> **EXERCISE GOAL**:
A verbatim copy of the records is required, with all pictures left out.

□ □ □ □ □ □ □

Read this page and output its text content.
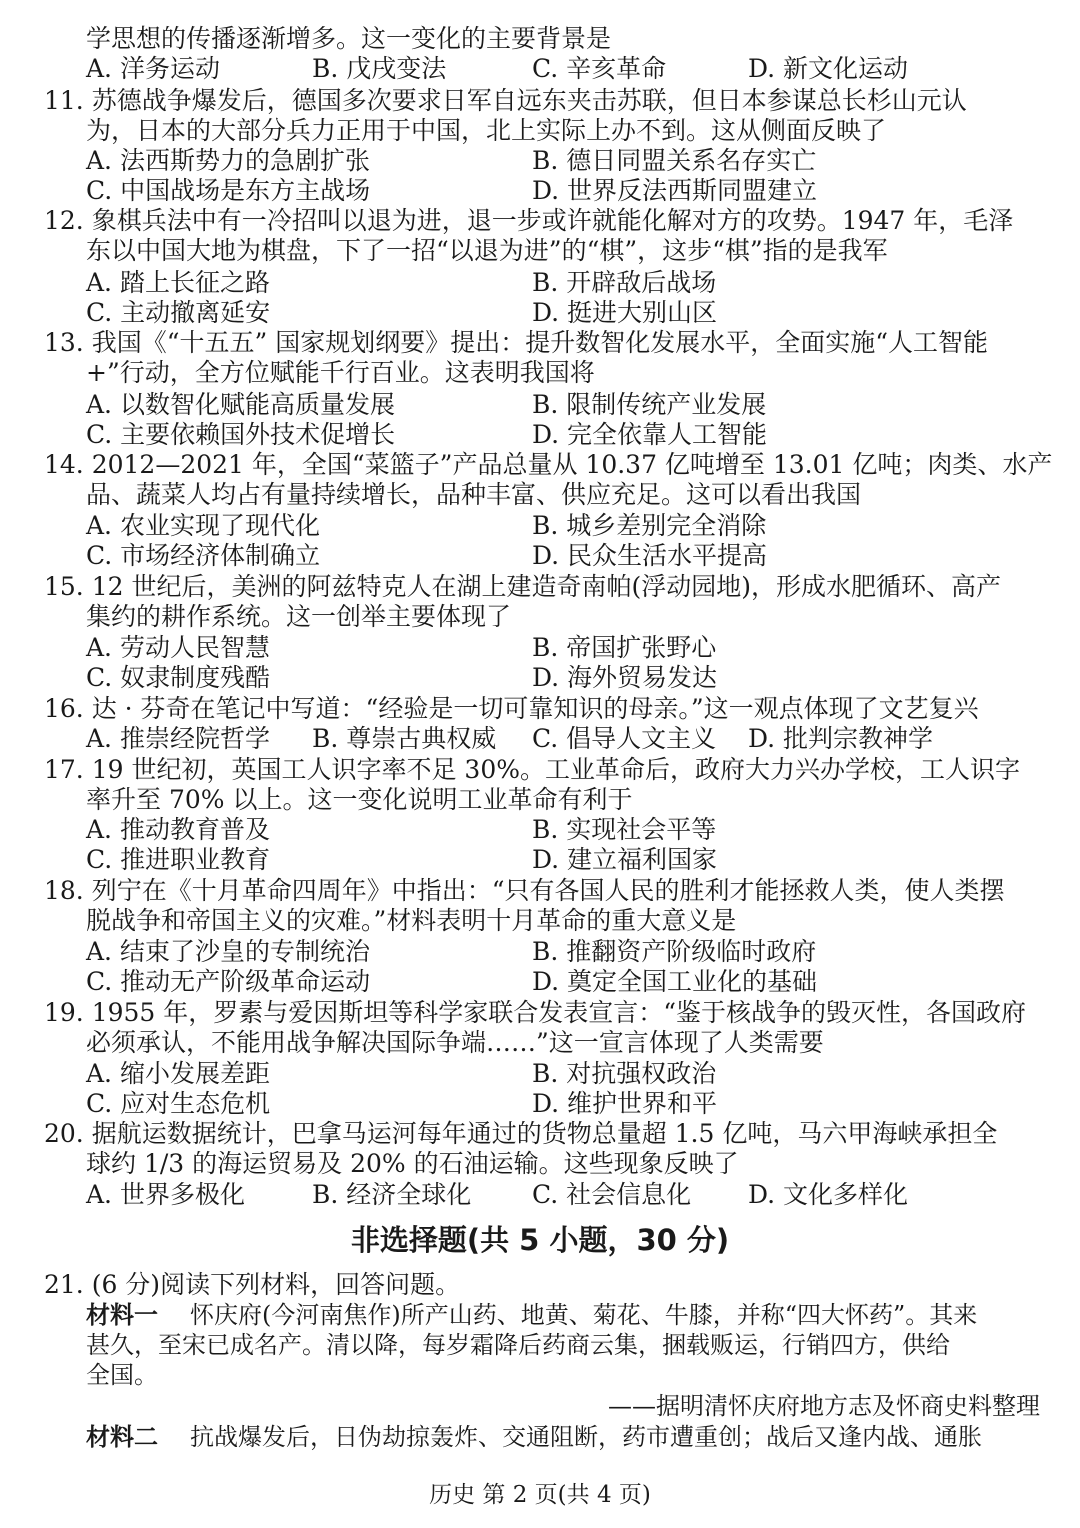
学思想的传播逐渐增多。这一变化的主要背景是
A. 洋务运动	B. 戊戌变法	C. 辛亥革命	D. 新文化运动
11. 苏德战争爆发后，德国多次要求日军自远东夹击苏联，但日本参谋总长杉山元认
为，日本的大部分兵力正用于中国，北上实际上办不到。这从侧面反映了
A. 法西斯势力的急剧扩张	B. 德日同盟关系名存实亡
C. 中国战场是东方主战场	D. 世界反法西斯同盟建立
12. 象棋兵法中有一冷招叫以退为进，退一步或许就能化解对方的攻势。1947 年，毛泽
东以中国大地为棋盘，下了一招“以退为进”的“棋”，这步“棋”指的是我军
A. 踏上长征之路	B. 开辟敌后战场
C. 主动撤离延安	D. 挺进大别山区
13. 我国《“十五五” 国家规划纲要》提出：提升数智化发展水平，全面实施“人工智能
+”行动，全方位赋能千行百业。这表明我国将
A. 以数智化赋能高质量发展	B. 限制传统产业发展
C. 主要依赖国外技术促增长	D. 完全依靠人工智能
14. 2012—2021 年，全国“菜篮子”产品总量从 10.37 亿吨增至 13.01 亿吨；肉类、水产
品、蔬菜人均占有量持续增长，品种丰富、供应充足。这可以看出我国
A. 农业实现了现代化	B. 城乡差别完全消除
C. 市场经济体制确立	D. 民众生活水平提高
15. 12 世纪后，美洲的阿兹特克人在湖上建造奇南帕(浮动园地)，形成水肥循环、高产
集约的耕作系统。这一创举主要体现了
A. 劳动人民智慧	B. 帝国扩张野心
C. 奴隶制度残酷	D. 海外贸易发达
16. 达 · 芬奇在笔记中写道：“经验是一切可靠知识的母亲。”这一观点体现了文艺复兴
A. 推崇经院哲学 B. 尊崇古典权威 C. 倡导人文主义 D. 批判宗教神学
17. 19 世纪初，英国工人识字率不足 30%。工业革命后，政府大力兴办学校，工人识字
率升至 70% 以上。这一变化说明工业革命有利于
A. 推动教育普及	B. 实现社会平等
C. 推进职业教育	D. 建立福利国家
18. 列宁在《十月革命四周年》中指出：“只有各国人民的胜利才能拯救人类，使人类摆
脱战争和帝国主义的灾难。”材料表明十月革命的重大意义是
A. 结束了沙皇的专制统治	B. 推翻资产阶级临时政府
C. 推动无产阶级革命运动	D. 奠定全国工业化的基础
19. 1955 年，罗素与爱因斯坦等科学家联合发表宣言：“鉴于核战争的毁灭性，各国政府
必须承认，不能用战争解决国际争端……”这一宣言体现了人类需要
A. 缩小发展差距	B. 对抗强权政治
C. 应对生态危机	D. 维护世界和平
20. 据航运数据统计，巴拿马运河每年通过的货物总量超 1.5 亿吨，马六甲海峡承担全
球约 1/3 的海运贸易及 20% 的石油运输。这些现象反映了
A. 世界多极化	B. 经济全球化 C. 社会信息化 D. 文化多样化
非选择题(共 5 小题，30 分)
21. (6 分)阅读下列材料，回答问题。
材料一 怀庆府(今河南焦作)所产山药、地黄、菊花、牛膝，并称“四大怀药”。其来
甚久，至宋已成名产。清以降，每岁霜降后药商云集，捆载贩运，行销四方，供给
全国。
——据明清怀庆府地方志及怀商史料整理
材料二 抗战爆发后，日伪劫掠轰炸、交通阻断，药市遭重创；战后又逢内战、通胀
历史 第 2 页(共 4 页)
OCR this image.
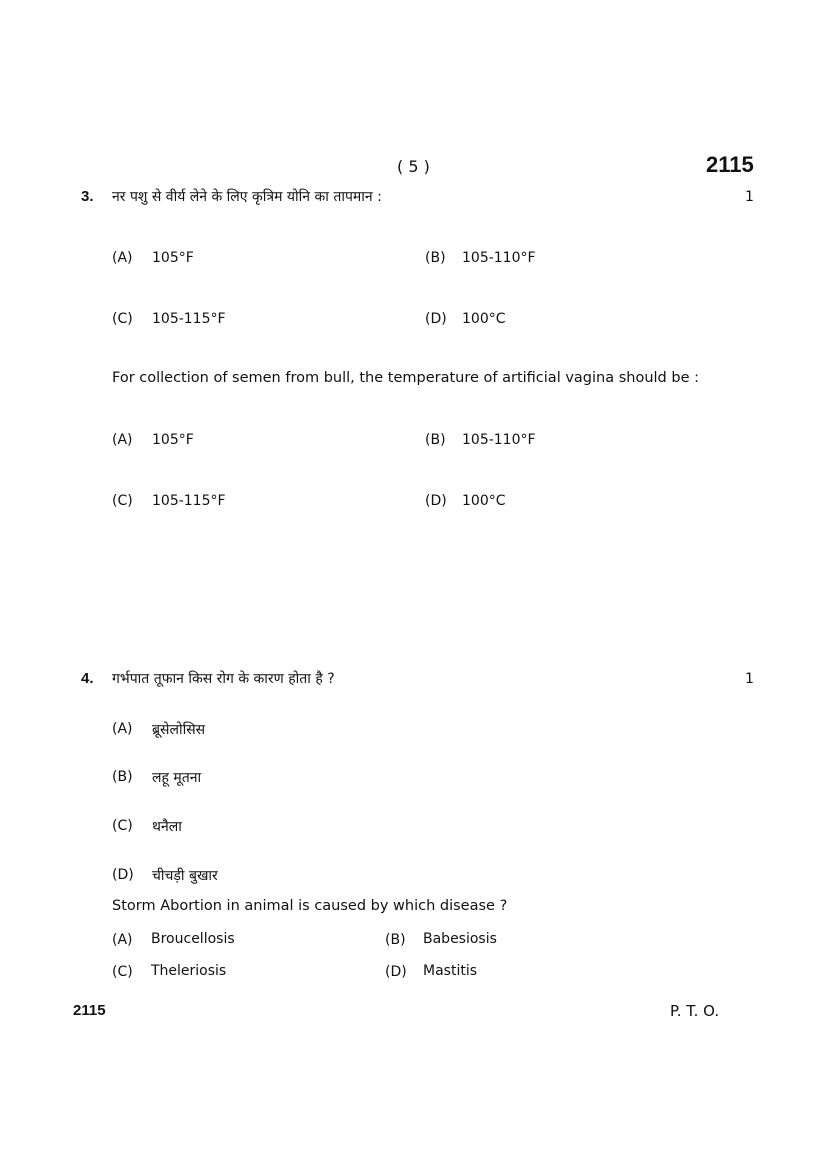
( 5 )	2115
3. नर पशु से वीर्य लेने के लिए कृत्रिम योनि का तापमान :	1
(A) 105°F	(B) 105-110°F
(C) 105-115°F	(D) 100°C
For collection of semen from bull, the temperature of artificial vagina should be :
(A) 105°F	(B) 105-110°F
(C) 105-115°F	(D) 100°C
4. गर्भपात तूफान किस रोग के कारण होता है ?	1
(A) ब्रूसेलोसिस
(B) लहू मूतना
(C) थनैला
(D) चीचड़ी बुखार
Storm Abortion in animal is caused by which disease ?
(A) Broucellosis	(B) Babesiosis
(C) Theleriosis	(D) Mastitis
2115	P. T. O.
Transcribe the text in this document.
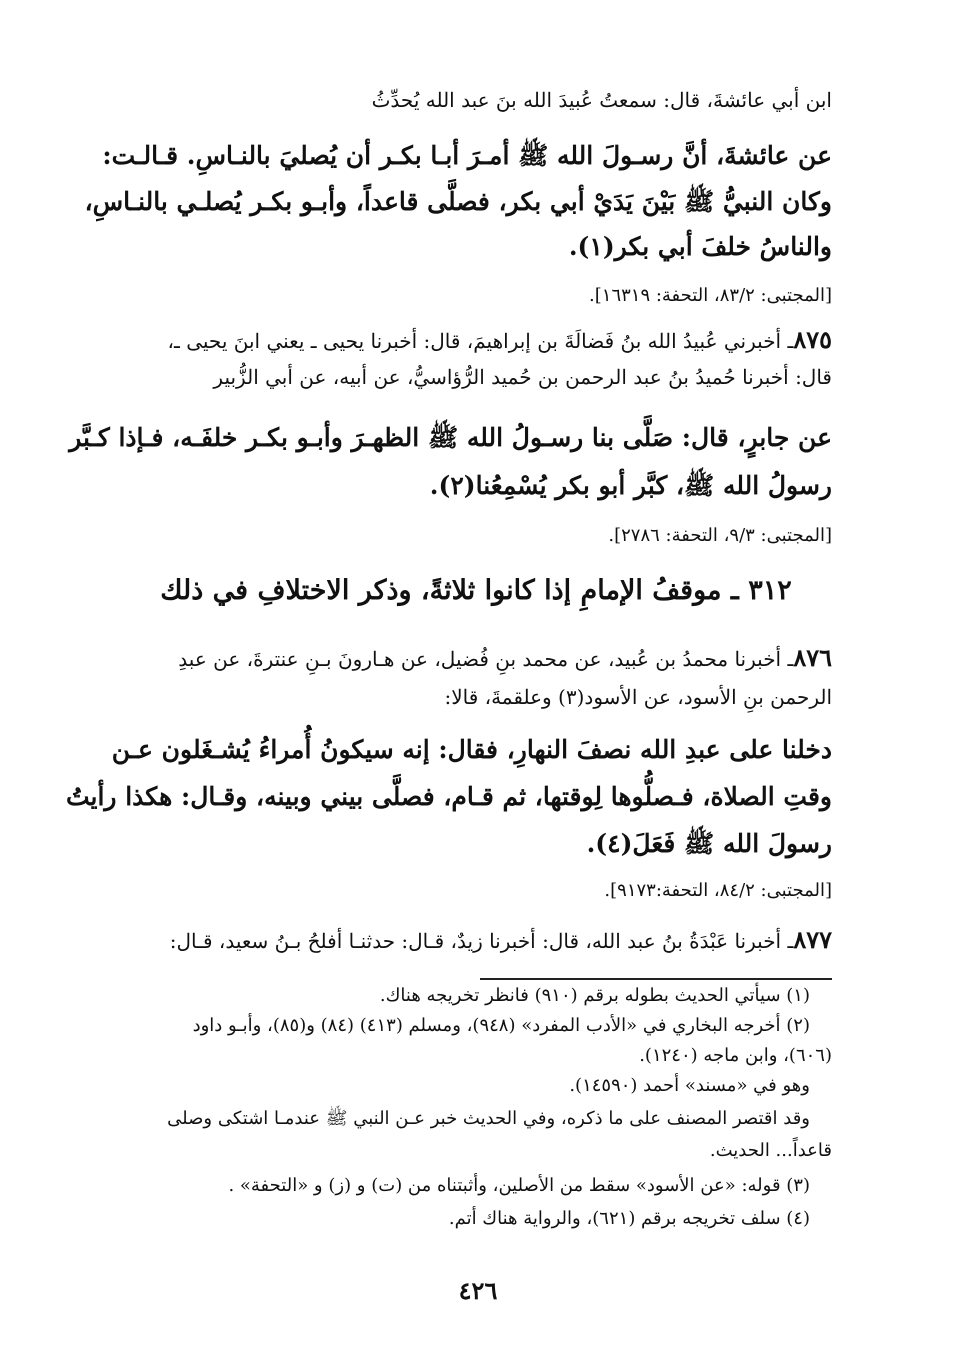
ابن أبي عائشةَ، قال: سمعتُ عُبيدَ الله بنَ عبد الله يُحدِّثُ
عن عائشةَ، أنَّ رسـولَ الله ﷺ أمـرَ أبـا بكـر أن يُصليَ بالنـاسِ. قـالـت:
وكان النبيُّ ﷺ بَيْنَ يَدَيْ أبي بكر، فصلَّى قاعداً، وأبـو بكـر يُصلـي بالنـاسِ،
والناسُ خلفَ أبي بكر(١).
[المجتبى: ٨٣/٢، التحفة: ١٦٣١٩].
٨٧٥ـ أخبرني عُبيدُ الله بنُ فَضالَةَ بن إبراهيمَ، قال: أخبرنا يحيى ـ يعني ابنَ يحيى ـ،
قال: أخبرنا حُميدُ بنُ عبد الرحمن بن حُميد الرُّؤاسيُّ، عن أبيه، عن أبي الزُّبير
عن جابرٍ، قال: صَلَّى بنا رسـولُ الله ﷺ الظهـرَ وأبـو بكـر خلفَـه، فـإذا كـبَّر
رسولُ الله ﷺ، كبَّر أبو بكر يُسْمِعُنا(٢).
[المجتبى: ٩/٣، التحفة: ٢٧٨٦].
٣١٢ ـ موقفُ الإمامِ إذا كانوا ثلاثةً، وذكر الاختلافِ في ذلك
٨٧٦ـ أخبرنا محمدُ بن عُبيد، عن محمد بنِ فُضيل، عن هـارونَ بـنِ عنترةَ، عن عبدِ
الرحمن بنِ الأسود، عن الأسود(٣) وعلقمةَ، قالا:
دخلنا على عبدِ الله نصفَ النهارِ، فقال: إنه سيكونُ أُمراءُ يُشـغَلون عـن
وقتِ الصلاة، فـصلُّوها لِوقتها، ثم قـام، فصلَّى بيني وبينه، وقـال: هكذا رأيتُ
رسولَ الله ﷺ فَعَلَ(٤).
[المجتبى: ٨٤/٢، التحفة:٩١٧٣].
٨٧٧ـ أخبرنا عَبْدَةُ بنُ عبد الله، قال: أخبرنا زيدٌ، قـال: حدثنـا أفلحُ بـنُ سعيد، قـال:
(١) سيأتي الحديث بطوله برقم (٩١٠) فانظر تخريجه هناك.
(٢) أخرجه البخاري في «الأدب المفرد» (٩٤٨)، ومسلم (٤١٣) (٨٤) و(٨٥)، وأبـو داود
(٦٠٦)، وابن ماجه (١٢٤٠).
وهو في «مسند» أحمد (١٤٥٩٠).
وقد اقتصر المصنف على ما ذكره، وفي الحديث خبر عـن النبي ﷺ عندمـا اشتكى وصلى
قاعداً... الحديث.
(٣) قوله: «عن الأسود» سقط من الأصلين، وأثبتناه من (ت) و (ز) و «التحفة» .
(٤) سلف تخريجه برقم (٦٢١)، والرواية هناك أتم.
٤٢٦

□ □ □ □ □ □ □

> **RESULT FOR THIS EXERCISE**:
Read this page and output its text content.
学思想的传播逐渐增多。这一变化的主要背景是
A. 洋务运动	B. 戊戌变法	C. 辛亥革命	D. 新文化运动
11. 苏德战争爆发后，德国多次要求日军自远东夹击苏联，但日本参谋总长杉山元认
为，日本的大部分兵力正用于中国，北上实际上办不到。这从侧面反映了
A. 法西斯势力的急剧扩张	B. 德日同盟关系名存实亡
C. 中国战场是东方主战场	D. 世界反法西斯同盟建立
12. 象棋兵法中有一冷招叫以退为进，退一步或许就能化解对方的攻势。1947 年，毛泽
东以中国大地为棋盘，下了一招“以退为进”的“棋”，这步“棋”指的是我军
A. 踏上长征之路	B. 开辟敌后战场
C. 主动撤离延安	D. 挺进大别山区
13. 我国《“十五五” 国家规划纲要》提出：提升数智化发展水平，全面实施“人工智能
+”行动，全方位赋能千行百业。这表明我国将
A. 以数智化赋能高质量发展	B. 限制传统产业发展
C. 主要依赖国外技术促增长	D. 完全依靠人工智能
14. 2012—2021 年，全国“菜篮子”产品总量从 10.37 亿吨增至 13.01 亿吨；肉类、水产
品、蔬菜人均占有量持续增长，品种丰富、供应充足。这可以看出我国
A. 农业实现了现代化	B. 城乡差别完全消除
C. 市场经济体制确立	D. 民众生活水平提高
15. 12 世纪后，美洲的阿兹特克人在湖上建造奇南帕(浮动园地)，形成水肥循环、高产
集约的耕作系统。这一创举主要体现了
A. 劳动人民智慧	B. 帝国扩张野心
C. 奴隶制度残酷	D. 海外贸易发达
16. 达 · 芬奇在笔记中写道：“经验是一切可靠知识的母亲。”这一观点体现了文艺复兴
A. 推崇经院哲学 B. 尊崇古典权威 C. 倡导人文主义 D. 批判宗教神学
17. 19 世纪初，英国工人识字率不足 30%。工业革命后，政府大力兴办学校，工人识字
率升至 70% 以上。这一变化说明工业革命有利于
A. 推动教育普及	B. 实现社会平等
C. 推进职业教育	D. 建立福利国家
18. 列宁在《十月革命四周年》中指出：“只有各国人民的胜利才能拯救人类，使人类摆
脱战争和帝国主义的灾难。”材料表明十月革命的重大意义是
A. 结束了沙皇的专制统治	B. 推翻资产阶级临时政府
C. 推动无产阶级革命运动	D. 奠定全国工业化的基础
19. 1955 年，罗素与爱因斯坦等科学家联合发表宣言：“鉴于核战争的毁灭性，各国政府
必须承认，不能用战争解决国际争端……”这一宣言体现了人类需要
A. 缩小发展差距	B. 对抗强权政治
C. 应对生态危机	D. 维护世界和平
20. 据航运数据统计，巴拿马运河每年通过的货物总量超 1.5 亿吨，马六甲海峡承担全
球约 1/3 的海运贸易及 20% 的石油运输。这些现象反映了
A. 世界多极化	B. 经济全球化 C. 社会信息化 D. 文化多样化
非选择题(共 5 小题，30 分)
21. (6 分)阅读下列材料，回答问题。
材料一 怀庆府(今河南焦作)所产山药、地黄、菊花、牛膝，并称“四大怀药”。其来
甚久，至宋已成名产。清以降，每岁霜降后药商云集，捆载贩运，行销四方，供给
全国。
——据明清怀庆府地方志及怀商史料整理
材料二 抗战爆发后，日伪劫掠轰炸、交通阻断，药市遭重创；战后又逢内战、通胀
历史 第 2 页(共 4 页)
OCR this image.
( 5 )	2115
3. नर पशु से वीर्य लेने के लिए कृत्रिम योनि का तापमान :	1
(A) 105°F	(B) 105-110°F
(C) 105-115°F	(D) 100°C
For collection of semen from bull, the temperature of artificial vagina should be :
(A) 105°F	(B) 105-110°F
(C) 105-115°F	(D) 100°C
4. गर्भपात तूफान किस रोग के कारण होता है ?	1
(A) ब्रूसेलोसिस
(B) लहू मूतना
(C) थनैला
(D) चीचड़ी बुखार
Storm Abortion in animal is caused by which disease ?
(A) Broucellosis	(B) Babesiosis
(C) Theleriosis	(D) Mastitis
2115	P. T. O.
Transcribe the text in this document.
ابن أبي عائشةَ، قال: سمعتُ عُبيدَ الله بنَ عبد الله يُحدِّثُ
عن عائشةَ، أنَّ رسـولَ الله ﷺ أمـرَ أبـا بكـر أن يُصليَ بالنـاسِ. قـالـت:
وكان النبيُّ ﷺ بَيْنَ يَدَيْ أبي بكر، فصلَّى قاعداً، وأبـو بكـر يُصلـي بالنـاسِ،
والناسُ خلفَ أبي بكر(١).
[المجتبى: ٨٣/٢، التحفة: ١٦٣١٩].
٨٧٥ـ أخبرني عُبيدُ الله بنُ فَضالَةَ بن إبراهيمَ، قال: أخبرنا يحيى ـ يعني ابنَ يحيى ـ،
قال: أخبرنا حُميدُ بنُ عبد الرحمن بن حُميد الرُّؤاسيُّ، عن أبيه، عن أبي الزُّبير
عن جابرٍ، قال: صَلَّى بنا رسـولُ الله ﷺ الظهـرَ وأبـو بكـر خلفَـه، فـإذا كـبَّر
رسولُ الله ﷺ، كبَّر أبو بكر يُسْمِعُنا(٢).
[المجتبى: ٩/٣، التحفة: ٢٧٨٦].
٣١٢ ـ موقفُ الإمامِ إذا كانوا ثلاثةً، وذكر الاختلافِ في ذلك
٨٧٦ـ أخبرنا محمدُ بن عُبيد، عن محمد بنِ فُضيل، عن هـارونَ بـنِ عنترةَ، عن عبدِ
الرحمن بنِ الأسود، عن الأسود(٣) وعلقمةَ، قالا:
دخلنا على عبدِ الله نصفَ النهارِ، فقال: إنه سيكونُ أُمراءُ يُشـغَلون عـن
وقتِ الصلاة، فـصلُّوها لِوقتها، ثم قـام، فصلَّى بيني وبينه، وقـال: هكذا رأيتُ
رسولَ الله ﷺ فَعَلَ(٤).
[المجتبى: ٨٤/٢، التحفة:٩١٧٣].
٨٧٧ـ أخبرنا عَبْدَةُ بنُ عبد الله، قال: أخبرنا زيدٌ، قـال: حدثنـا أفلحُ بـنُ سعيد، قـال:
(١) سيأتي الحديث بطوله برقم (٩١٠) فانظر تخريجه هناك.
(٢) أخرجه البخاري في «الأدب المفرد» (٩٤٨)، ومسلم (٤١٣) (٨٤) و(٨٥)، وأبـو داود
(٦٠٦)، وابن ماجه (١٢٤٠).
وهو في «مسند» أحمد (١٤٥٩٠).
وقد اقتصر المصنف على ما ذكره، وفي الحديث خبر عـن النبي ﷺ عندمـا اشتكى وصلى
قاعداً... الحديث.
(٣) قوله: «عن الأسود» سقط من الأصلين، وأثبتناه من (ت) و (ز) و «التحفة» .
(٤) سلف تخريجه برقم (٦٢١)، والرواية هناك أتم.
٤٢٦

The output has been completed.